What is expected
Quote, without any change, the line that contains "Parse this screenshot: output" and all lines that follow it to the end of the data below.

[start of Data provided]

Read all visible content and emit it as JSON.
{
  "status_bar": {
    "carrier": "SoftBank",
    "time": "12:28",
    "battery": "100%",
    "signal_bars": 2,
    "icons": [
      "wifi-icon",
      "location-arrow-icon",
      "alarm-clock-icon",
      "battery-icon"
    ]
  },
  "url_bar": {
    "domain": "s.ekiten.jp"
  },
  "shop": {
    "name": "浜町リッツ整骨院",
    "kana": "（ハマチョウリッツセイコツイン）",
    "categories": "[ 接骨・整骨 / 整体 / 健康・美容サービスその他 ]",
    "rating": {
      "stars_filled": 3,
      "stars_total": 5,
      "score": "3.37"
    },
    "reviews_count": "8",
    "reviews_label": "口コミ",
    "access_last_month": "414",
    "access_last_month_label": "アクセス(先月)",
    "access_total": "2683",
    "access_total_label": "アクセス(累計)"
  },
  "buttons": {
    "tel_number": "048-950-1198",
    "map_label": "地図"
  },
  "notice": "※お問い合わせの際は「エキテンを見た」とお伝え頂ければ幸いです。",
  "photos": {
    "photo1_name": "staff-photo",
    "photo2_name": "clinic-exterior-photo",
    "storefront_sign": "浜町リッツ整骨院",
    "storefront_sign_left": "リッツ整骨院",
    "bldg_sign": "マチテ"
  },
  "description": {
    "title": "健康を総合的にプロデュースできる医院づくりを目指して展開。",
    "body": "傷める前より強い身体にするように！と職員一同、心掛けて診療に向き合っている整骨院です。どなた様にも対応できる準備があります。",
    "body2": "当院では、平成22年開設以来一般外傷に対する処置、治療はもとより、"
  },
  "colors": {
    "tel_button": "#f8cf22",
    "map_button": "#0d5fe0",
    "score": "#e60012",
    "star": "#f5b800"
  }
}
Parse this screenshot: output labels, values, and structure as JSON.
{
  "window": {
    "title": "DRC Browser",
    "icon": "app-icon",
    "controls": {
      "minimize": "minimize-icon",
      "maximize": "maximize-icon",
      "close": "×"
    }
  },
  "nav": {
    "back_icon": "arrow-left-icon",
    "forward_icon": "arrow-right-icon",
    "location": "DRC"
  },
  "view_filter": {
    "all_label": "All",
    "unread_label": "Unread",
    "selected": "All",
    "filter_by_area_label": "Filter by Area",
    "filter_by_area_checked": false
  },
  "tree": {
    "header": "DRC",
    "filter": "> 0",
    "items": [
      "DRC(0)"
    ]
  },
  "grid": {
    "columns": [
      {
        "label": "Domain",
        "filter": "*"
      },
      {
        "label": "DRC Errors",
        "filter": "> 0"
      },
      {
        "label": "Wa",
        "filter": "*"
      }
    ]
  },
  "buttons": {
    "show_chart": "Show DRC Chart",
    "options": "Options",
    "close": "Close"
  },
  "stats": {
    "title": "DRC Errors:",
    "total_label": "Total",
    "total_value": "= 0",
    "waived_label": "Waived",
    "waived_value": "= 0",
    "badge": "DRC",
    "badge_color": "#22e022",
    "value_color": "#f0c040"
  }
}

[end of Data provided]

Exercise output
Parse this screenshot: output labels, values, and structure as JSON.
{
  "window": {
    "title": "DRC Browser",
    "icon": "app-icon",
    "controls": {
      "minimize": "minimize-icon",
      "maximize": "maximize-icon",
      "close": "×"
    }
  },
  "nav": {
    "back_icon": "arrow-left-icon",
    "forward_icon": "arrow-right-icon",
    "location": "DRC"
  },
  "view_filter": {
    "all_label": "All",
    "unread_label": "Unread",
    "selected": "All",
    "filter_by_area_label": "Filter by Area",
    "filter_by_area_checked": false
  },
  "tree": {
    "header": "DRC",
    "filter": "> 0",
    "items": [
      "DRC(0)"
    ]
  },
  "grid": {
    "columns": [
      {
        "label": "Domain",
        "filter": "*"
      },
      {
        "label": "DRC Errors",
        "filter": "> 0"
      },
      {
        "label": "Wa",
        "filter": "*"
      }
    ]
  },
  "buttons": {
    "show_chart": "Show DRC Chart",
    "options": "Options",
    "close": "Close"
  },
  "stats": {
    "title": "DRC Errors:",
    "total_label": "Total",
    "total_value": "= 0",
    "waived_label": "Waived",
    "waived_value": "= 0",
    "badge": "DRC",
    "badge_color": "#22e022",
    "value_color": "#f0c040"
  }
}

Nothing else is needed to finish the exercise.